> What needs to be done
Using the court decision excerpt below, answer each question briefly.
1. According to paragraph 15 of the Notice of Appeal, on what date did the Minister of National Revenue confirm the reassessments?
2. To what location were the Notices of Reassessment addressed?
3. Under subsection 244(15), on what day is an assessment deemed to have been made?

37. At paragraph 15 of his Notice of Appeal, the
Appellant indicates that [TRANSLATION] “On October 21, 2004, the Minister
of National Revenue confirmed the reassessments for the 1997 and 1998 taxation
years.”
38.
At paragraph 27 of the Notice of Appeal, the
Appellant indicates that [TRANSLATION] “the assessment process for the 1997 and
1998 taxation years was never completed as the assessments were not sent to the
Appellant in accordance with subsection 152(2) of the I.T.A.”
39. No allegation that the Appellant made any misrepresentation that is attributable to
negligence, carelessness or wilful default or committed any fraud in filing his
tax returns was alleged in the Respondent’s Reply to
the Notice of Appeal bringing subsection 152(4) I.T.A. into play.
[2]
An excerpt from the
testimony of the Appellant and Judith Heath, Respondent’s representative
and auditor in the Appellant’s matter, at their examination for discovery, was
adduced and is part of the evidence. The appeals officer, Vonda Yantsis, also
testified.
[3]
In their joint memorandum, the parties
frame the issues as follows:
[TRANSLATION]
(a) Notwithstanding the fact
that the Notices of Reassessment were not mailed to the Appellant’s address in Israel, is the Appellant precluded from
claiming that the reassessment process was not completed in accordance with
subsection 152(2) of the I.T.A.?
(b) Was the assessment process completed before the revocation of the
waiver in respect of the normal reassessment period took effect?
[4]
It was therefore
acknowledged from the outset that the Notices of Reassessment were not mailed
to the Appellant’s address in Israel but rather were addressed to the law firm’s Montréal office without
reference to the lawyers who were representing the Appellant. The latter
therefore submits that the assessment process was never completed and cites the
provisions of subsection 152(2) of the Income Tax Act (the Act) in
support of his claim. As for the Respondent, she submits that the Appellant had
a duty to raise the issue in his Notice of Objection and, considering that the
Appellant objected to the assessments within the time limit, he was not
prejudiced and cannot now challenge the process.
[5]
Subsection 152(2) of
the Act requires the Minister of National Revenue (the Minister) to send, after examination of a return, a
notice of assessment to the person by whom the return was filed. However, subsections 244(14) and
244(15) provide for presumptions as to the date when the assessment is made and
the mailing date. The subsections read as follows:
244(14) For the purposes of this Act, where any notice or
notification described in subsection 149.1(6.3), 152(3.1), 165(3) or 166.1(5)
or any notice of assessment or determination is mailed, it shall be presumed to
be mailed on the date of that notice or notification.
244(15) Where any notice of
assessment or determination has been sent by the Minister as required by this
Act, the assessment or determination is deemed to have been made on the day of
mailing of the notice of the assessment or determination.
[6]
When the Minister makes
an initial assessment without amending a taxpayer’s tax return, it is, for all
intents and purposes, without consequence. However, when the Minister’s initial
assessment or reassessment amends a taxpayer’s tax return, particularly when a
taxpayer has been audited, this could give rise to a potential conflict between
the taxpayer and the Minister whose ultimate resolution results in an objection
and, possibly, an appeal before this Court. The starting point of the
taxpayer’s objection process lies in the simple gesture of sending the
assessment to the person
by whom the return was filed.

> Data supplied
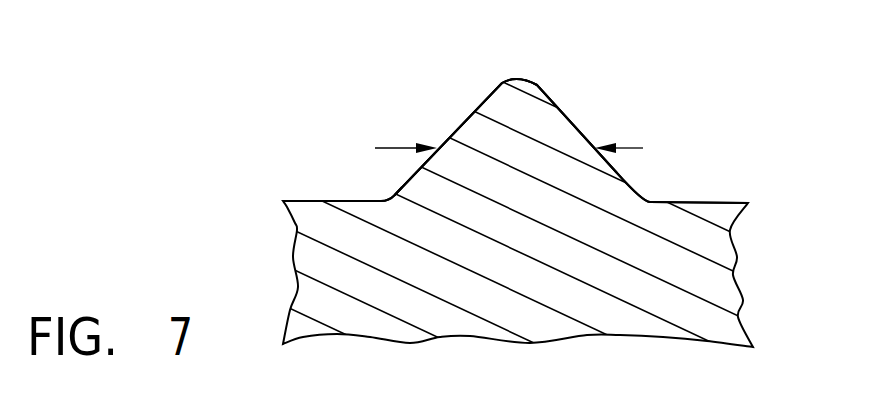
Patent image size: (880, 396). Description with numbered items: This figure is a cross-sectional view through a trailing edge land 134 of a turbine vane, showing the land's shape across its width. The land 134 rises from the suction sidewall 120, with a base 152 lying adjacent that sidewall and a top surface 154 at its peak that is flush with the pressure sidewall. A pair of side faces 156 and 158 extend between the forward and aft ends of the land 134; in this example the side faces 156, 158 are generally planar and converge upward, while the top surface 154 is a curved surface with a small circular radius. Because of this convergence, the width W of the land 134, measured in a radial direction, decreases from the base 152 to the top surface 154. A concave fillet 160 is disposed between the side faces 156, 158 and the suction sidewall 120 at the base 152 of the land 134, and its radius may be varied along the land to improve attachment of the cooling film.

--

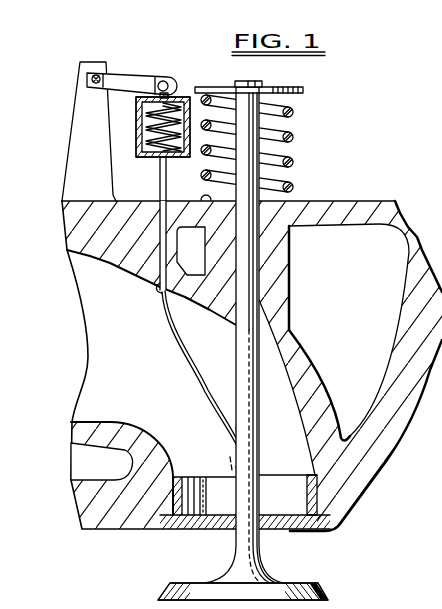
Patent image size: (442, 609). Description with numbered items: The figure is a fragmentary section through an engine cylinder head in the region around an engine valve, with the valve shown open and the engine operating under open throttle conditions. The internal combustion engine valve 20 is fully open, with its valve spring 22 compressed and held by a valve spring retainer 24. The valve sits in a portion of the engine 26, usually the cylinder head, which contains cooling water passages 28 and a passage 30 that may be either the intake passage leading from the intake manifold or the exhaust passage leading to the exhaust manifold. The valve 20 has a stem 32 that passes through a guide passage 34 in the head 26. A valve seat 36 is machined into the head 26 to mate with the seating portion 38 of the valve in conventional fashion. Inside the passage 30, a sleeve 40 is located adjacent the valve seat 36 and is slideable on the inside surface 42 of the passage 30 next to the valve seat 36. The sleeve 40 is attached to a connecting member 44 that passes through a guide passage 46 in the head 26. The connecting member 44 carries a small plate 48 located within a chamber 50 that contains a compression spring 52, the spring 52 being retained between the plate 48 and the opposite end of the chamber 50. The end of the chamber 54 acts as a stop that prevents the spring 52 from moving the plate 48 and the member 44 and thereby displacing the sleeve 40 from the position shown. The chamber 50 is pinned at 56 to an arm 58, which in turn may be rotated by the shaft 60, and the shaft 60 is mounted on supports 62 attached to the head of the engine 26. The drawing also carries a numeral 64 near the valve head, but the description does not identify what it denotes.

---

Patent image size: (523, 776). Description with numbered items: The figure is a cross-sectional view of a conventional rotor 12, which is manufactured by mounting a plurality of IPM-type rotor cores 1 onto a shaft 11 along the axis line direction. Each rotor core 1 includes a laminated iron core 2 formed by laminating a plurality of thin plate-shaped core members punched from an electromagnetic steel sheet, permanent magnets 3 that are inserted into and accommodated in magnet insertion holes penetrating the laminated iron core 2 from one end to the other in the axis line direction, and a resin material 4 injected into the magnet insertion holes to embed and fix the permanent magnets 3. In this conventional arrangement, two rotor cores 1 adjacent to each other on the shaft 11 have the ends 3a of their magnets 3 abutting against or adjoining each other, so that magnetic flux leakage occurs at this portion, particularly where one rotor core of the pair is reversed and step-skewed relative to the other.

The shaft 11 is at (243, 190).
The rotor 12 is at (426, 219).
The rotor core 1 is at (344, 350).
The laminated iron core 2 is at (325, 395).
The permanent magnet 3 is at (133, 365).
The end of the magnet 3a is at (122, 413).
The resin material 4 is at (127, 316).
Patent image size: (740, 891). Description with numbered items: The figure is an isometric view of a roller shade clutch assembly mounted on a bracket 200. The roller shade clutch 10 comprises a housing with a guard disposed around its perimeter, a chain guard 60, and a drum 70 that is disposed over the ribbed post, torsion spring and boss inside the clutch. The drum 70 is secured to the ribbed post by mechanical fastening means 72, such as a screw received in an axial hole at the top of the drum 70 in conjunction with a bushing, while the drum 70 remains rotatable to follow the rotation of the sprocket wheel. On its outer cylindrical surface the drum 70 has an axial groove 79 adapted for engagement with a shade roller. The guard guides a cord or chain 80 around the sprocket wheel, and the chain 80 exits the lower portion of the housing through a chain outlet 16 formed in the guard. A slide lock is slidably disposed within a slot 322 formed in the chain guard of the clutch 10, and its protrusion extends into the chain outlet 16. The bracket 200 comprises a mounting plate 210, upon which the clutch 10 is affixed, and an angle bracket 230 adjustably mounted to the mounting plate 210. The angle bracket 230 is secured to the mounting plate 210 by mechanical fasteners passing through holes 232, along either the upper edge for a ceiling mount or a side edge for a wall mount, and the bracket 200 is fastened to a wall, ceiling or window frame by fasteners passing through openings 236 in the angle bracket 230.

> Solution below
1. October 21, 2004.
2. The law firm's Montréal office, without reference to the lawyers representing the Appellant.
3. On the day of mailing of the notice of the assessment.